**PROBLEM TO WORK ON:** Skip the pictures and quote all of the lines exactly.

■ ■ ■ ■

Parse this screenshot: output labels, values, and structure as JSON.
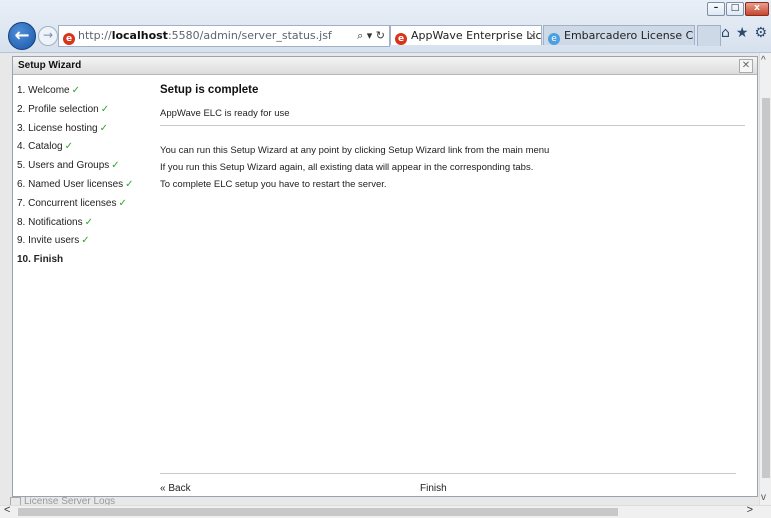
{
  "browser": {
    "url_host_prefix": "http://",
    "url_host": "localhost",
    "url_rest": ":5580/admin/server_status.jsf",
    "address_tools": "⌕ ▾ ↻",
    "tabs": [
      {
        "label": "AppWave Enterprise Lice...",
        "close": "×"
      },
      {
        "label": "Embarcadero License Cent..."
      }
    ],
    "window_controls": {
      "minimize": "–",
      "maximize": "□",
      "close": "x"
    },
    "back_glyph": "←",
    "forward_glyph": "→",
    "right_icons": [
      "home-icon",
      "star-icon",
      "gear-icon"
    ]
  },
  "background": {
    "license_server_logs": "License Server Logs"
  },
  "dialog": {
    "title": "Setup Wizard",
    "close_glyph": "✕",
    "steps": [
      {
        "label": "1. Welcome",
        "done": true
      },
      {
        "label": "2. Profile selection",
        "done": true
      },
      {
        "label": "3. License hosting",
        "done": true
      },
      {
        "label": "4. Catalog",
        "done": true
      },
      {
        "label": "5. Users and Groups",
        "done": true
      },
      {
        "label": "6. Named User licenses",
        "done": true
      },
      {
        "label": "7. Concurrent licenses",
        "done": true
      },
      {
        "label": "8. Notifications",
        "done": true
      },
      {
        "label": "9. Invite users",
        "done": true
      },
      {
        "label": "10. Finish",
        "done": false,
        "current": true
      }
    ],
    "check_glyph": "✓",
    "heading": "Setup is complete",
    "subheading": "AppWave ELC is ready for use",
    "lines": [
      "You can run this Setup Wizard at any point by clicking Setup Wizard link from the main menu",
      "If you run this Setup Wizard again, all existing data will appear in the corresponding tabs.",
      "To complete ELC setup you have to restart the server."
    ],
    "back_label": "« Back",
    "finish_label": "Finish"
  },
  "colors": {
    "check": "#2fa52f",
    "ie_red": "#d9331a"
  }
}
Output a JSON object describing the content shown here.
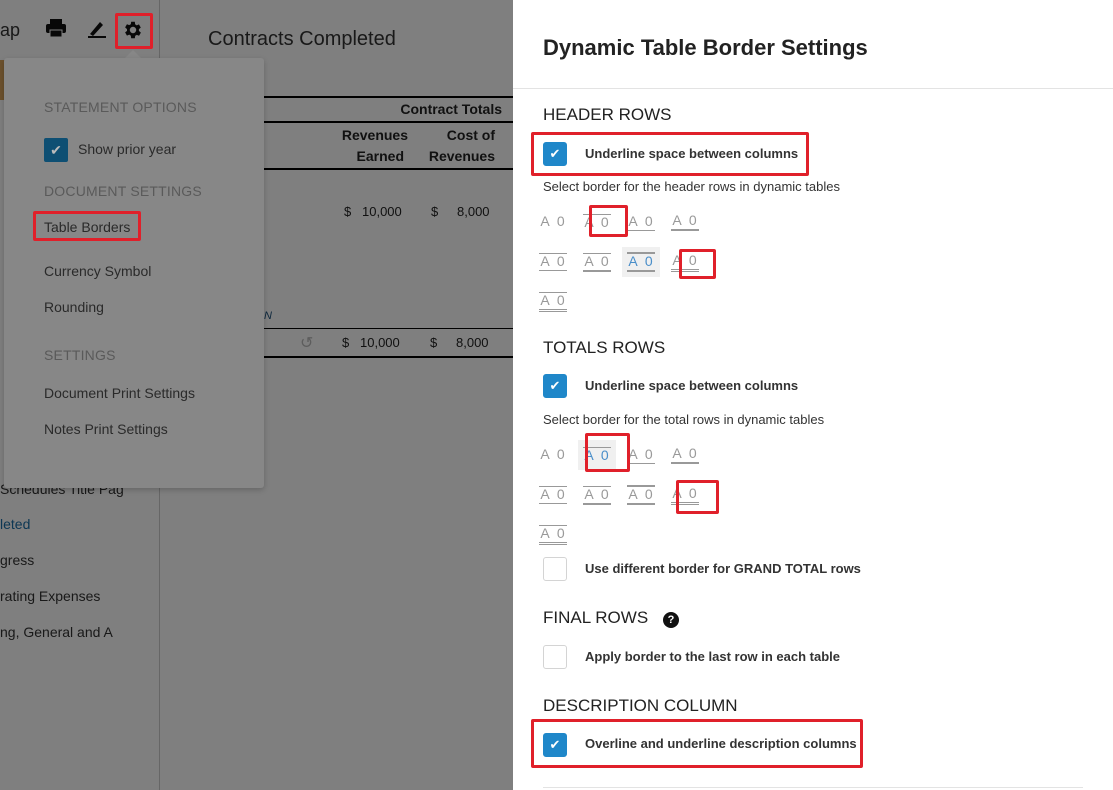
{
  "sidebar": {
    "top_text": "ap",
    "items": [
      {
        "label": "Schedules Title Pag",
        "active": false
      },
      {
        "label": "leted",
        "active": true
      },
      {
        "label": "gress",
        "active": false
      },
      {
        "label": "rating Expenses",
        "active": false
      },
      {
        "label": "ng, General and A",
        "active": false
      }
    ]
  },
  "toolbar": {
    "icons": [
      "print-icon",
      "edit-pen-icon",
      "gear-icon"
    ]
  },
  "document": {
    "title": "Contracts Completed",
    "group_header": "Contract Totals",
    "columns": [
      {
        "line1": "Revenues",
        "line2": "Earned"
      },
      {
        "line1": "Cost of",
        "line2": "Revenues"
      }
    ],
    "rows": [
      {
        "cur1": "$",
        "val1": "10,000",
        "cur2": "$",
        "val2": "8,000"
      }
    ],
    "link_fragment": "N",
    "total": {
      "cur1": "$",
      "val1": "10,000",
      "cur2": "$",
      "val2": "8,000"
    }
  },
  "menu": {
    "statement_options": "STATEMENT OPTIONS",
    "show_prior_year": "Show prior year",
    "show_prior_year_checked": true,
    "document_settings": "DOCUMENT SETTINGS",
    "table_borders": "Table Borders",
    "currency_symbol": "Currency Symbol",
    "rounding": "Rounding",
    "settings": "SETTINGS",
    "document_print_settings": "Document Print Settings",
    "notes_print_settings": "Notes Print Settings"
  },
  "panel": {
    "title": "Dynamic Table Border Settings",
    "header_rows": {
      "heading": "HEADER ROWS",
      "underline_label": "Underline space between columns",
      "underline_checked": true,
      "select_label": "Select border for the header rows in dynamic tables",
      "selected_index": 6
    },
    "totals_rows": {
      "heading": "TOTALS ROWS",
      "underline_label": "Underline space between columns",
      "underline_checked": true,
      "select_label": "Select border for the total rows in dynamic tables",
      "selected_index": 1,
      "grand_total_label": "Use different border for GRAND TOTAL rows",
      "grand_total_checked": false
    },
    "final_rows": {
      "heading": "FINAL ROWS",
      "help_icon": "?",
      "apply_label": "Apply border to the last row in each table",
      "apply_checked": false
    },
    "description_column": {
      "heading": "DESCRIPTION COLUMN",
      "label": "Overline and underline description columns",
      "checked": true
    },
    "border_option_text": "A 0",
    "border_styles": [
      "none",
      "top-thin",
      "bottom-thin",
      "bottom-thick",
      "top-thin bottom-thin",
      "top-thin bottom-thick",
      "top-thick bottom-thick",
      "bottom-double",
      "top-thin bottom-double"
    ]
  },
  "colors": {
    "accent": "#1f87c9",
    "highlight": "#e0202a",
    "selected_text": "#4a8ec9"
  }
}
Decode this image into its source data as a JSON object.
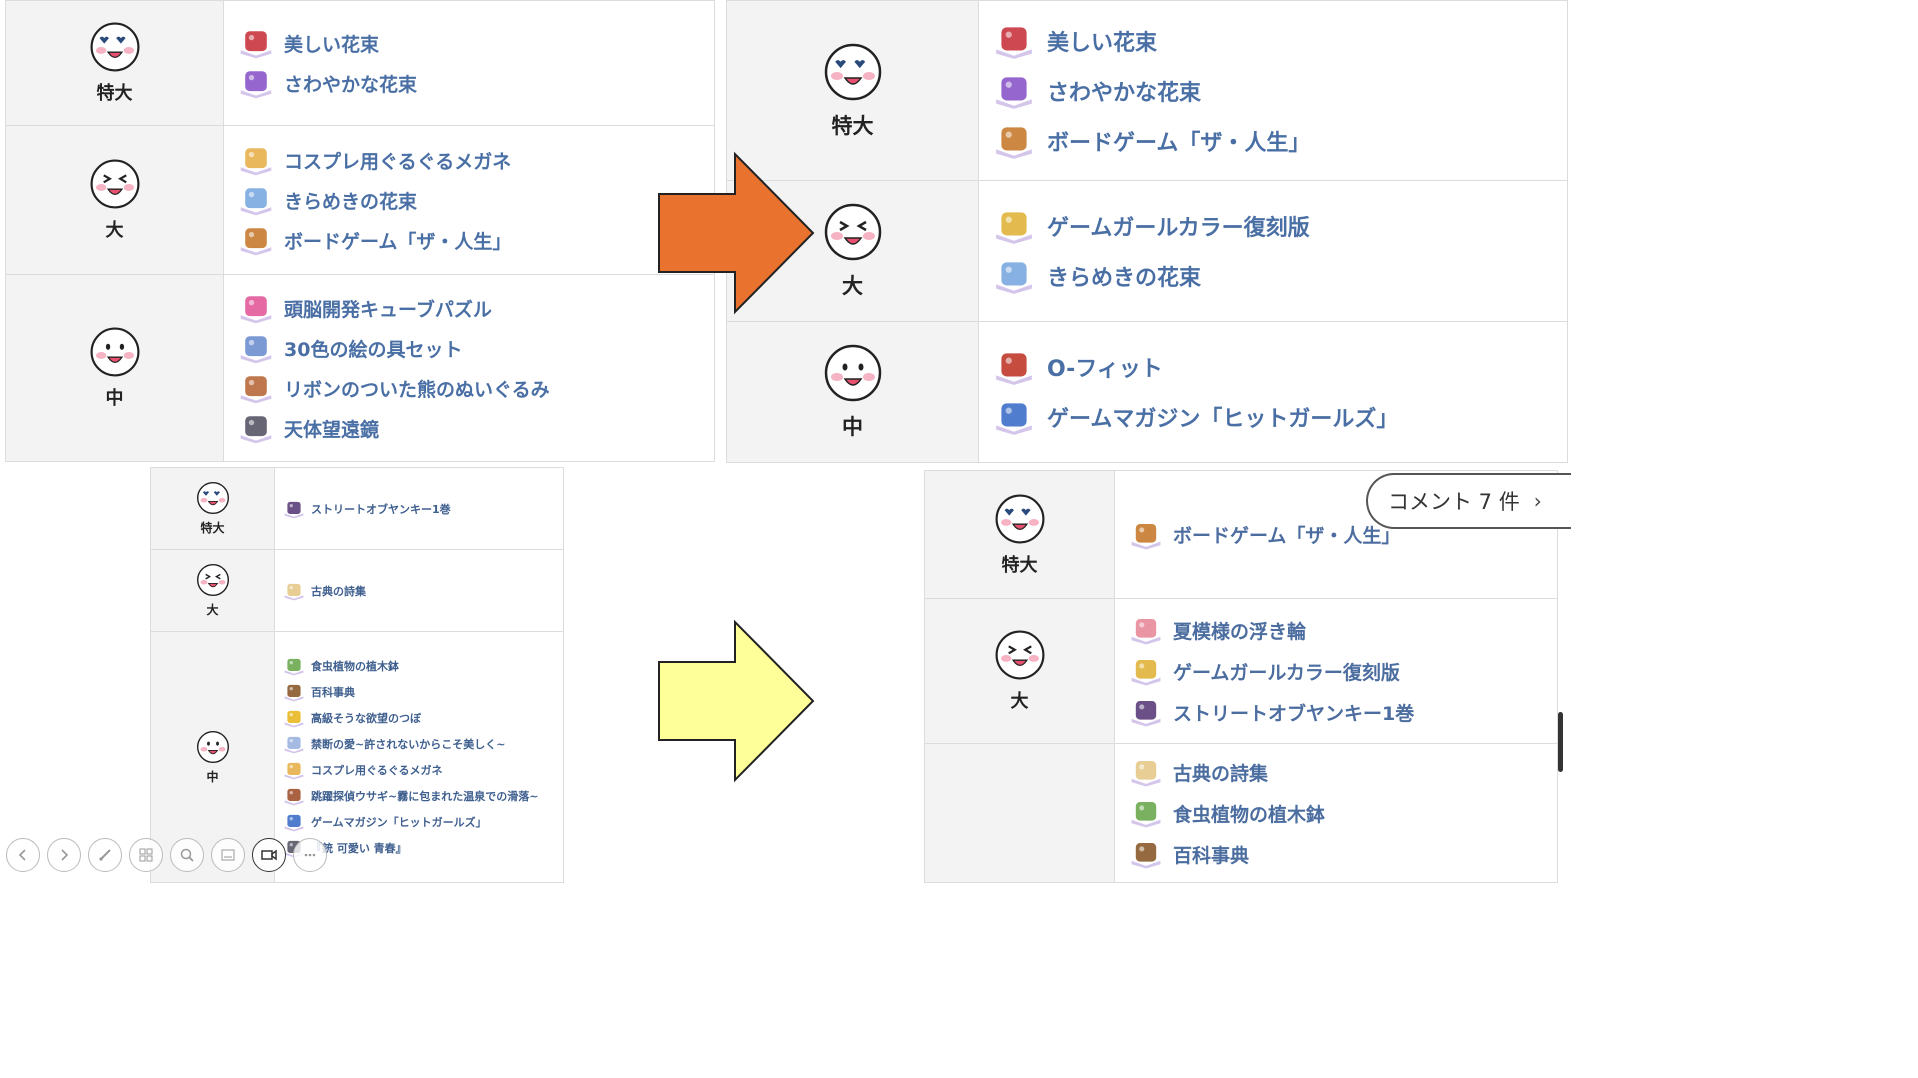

■ ■ ■ ■

**ANSWER:**
Parse this screenshot: output labels, values, and structure as JSON.
{
  "browser": {
    "url_host_prefix": "http://",
    "url_host": "localhost",
    "url_rest": ":5580/admin/server_status.jsf",
    "address_tools": "⌕ ▾ ↻",
    "tabs": [
      {
        "label": "AppWave Enterprise Lice...",
        "close": "×"
      },
      {
        "label": "Embarcadero License Cent..."
      }
    ],
    "window_controls": {
      "minimize": "–",
      "maximize": "□",
      "close": "x"
    },
    "back_glyph": "←",
    "forward_glyph": "→",
    "right_icons": [
      "home-icon",
      "star-icon",
      "gear-icon"
    ]
  },
  "background": {
    "license_server_logs": "License Server Logs"
  },
  "dialog": {
    "title": "Setup Wizard",
    "close_glyph": "✕",
    "steps": [
      {
        "label": "1. Welcome",
        "done": true
      },
      {
        "label": "2. Profile selection",
        "done": true
      },
      {
        "label": "3. License hosting",
        "done": true
      },
      {
        "label": "4. Catalog",
        "done": true
      },
      {
        "label": "5. Users and Groups",
        "done": true
      },
      {
        "label": "6. Named User licenses",
        "done": true
      },
      {
        "label": "7. Concurrent licenses",
        "done": true
      },
      {
        "label": "8. Notifications",
        "done": true
      },
      {
        "label": "9. Invite users",
        "done": true
      },
      {
        "label": "10. Finish",
        "done": false,
        "current": true
      }
    ],
    "check_glyph": "✓",
    "heading": "Setup is complete",
    "subheading": "AppWave ELC is ready for use",
    "lines": [
      "You can run this Setup Wizard at any point by clicking Setup Wizard link from the main menu",
      "If you run this Setup Wizard again, all existing data will appear in the corresponding tabs.",
      "To complete ELC setup you have to restart the server."
    ],
    "back_label": "« Back",
    "finish_label": "Finish"
  },
  "colors": {
    "check": "#2fa52f",
    "ie_red": "#d9331a"
  }
}
Output a JSON object describing the content shown here.
{
  "sidebar": {
    "top_text": "ap",
    "items": [
      {
        "label": "Schedules Title Pag",
        "active": false
      },
      {
        "label": "leted",
        "active": true
      },
      {
        "label": "gress",
        "active": false
      },
      {
        "label": "rating Expenses",
        "active": false
      },
      {
        "label": "ng, General and A",
        "active": false
      }
    ]
  },
  "toolbar": {
    "icons": [
      "print-icon",
      "edit-pen-icon",
      "gear-icon"
    ]
  },
  "document": {
    "title": "Contracts Completed",
    "group_header": "Contract Totals",
    "columns": [
      {
        "line1": "Revenues",
        "line2": "Earned"
      },
      {
        "line1": "Cost of",
        "line2": "Revenues"
      }
    ],
    "rows": [
      {
        "cur1": "$",
        "val1": "10,000",
        "cur2": "$",
        "val2": "8,000"
      }
    ],
    "link_fragment": "N",
    "total": {
      "cur1": "$",
      "val1": "10,000",
      "cur2": "$",
      "val2": "8,000"
    }
  },
  "menu": {
    "statement_options": "STATEMENT OPTIONS",
    "show_prior_year": "Show prior year",
    "show_prior_year_checked": true,
    "document_settings": "DOCUMENT SETTINGS",
    "table_borders": "Table Borders",
    "currency_symbol": "Currency Symbol",
    "rounding": "Rounding",
    "settings": "SETTINGS",
    "document_print_settings": "Document Print Settings",
    "notes_print_settings": "Notes Print Settings"
  },
  "panel": {
    "title": "Dynamic Table Border Settings",
    "header_rows": {
      "heading": "HEADER ROWS",
      "underline_label": "Underline space between columns",
      "underline_checked": true,
      "select_label": "Select border for the header rows in dynamic tables",
      "selected_index": 6
    },
    "totals_rows": {
      "heading": "TOTALS ROWS",
      "underline_label": "Underline space between columns",
      "underline_checked": true,
      "select_label": "Select border for the total rows in dynamic tables",
      "selected_index": 1,
      "grand_total_label": "Use different border for GRAND TOTAL rows",
      "grand_total_checked": false
    },
    "final_rows": {
      "heading": "FINAL ROWS",
      "help_icon": "?",
      "apply_label": "Apply border to the last row in each table",
      "apply_checked": false
    },
    "description_column": {
      "heading": "DESCRIPTION COLUMN",
      "label": "Overline and underline description columns",
      "checked": true
    },
    "border_option_text": "A 0",
    "border_styles": [
      "none",
      "top-thin",
      "bottom-thin",
      "bottom-thick",
      "top-thin bottom-thin",
      "top-thin bottom-thick",
      "top-thick bottom-thick",
      "bottom-double",
      "top-thin bottom-double"
    ]
  },
  "colors": {
    "accent": "#1f87c9",
    "highlight": "#e0202a",
    "selected_text": "#4a8ec9"
  }
}
Decode this image into its source data as a JSON object.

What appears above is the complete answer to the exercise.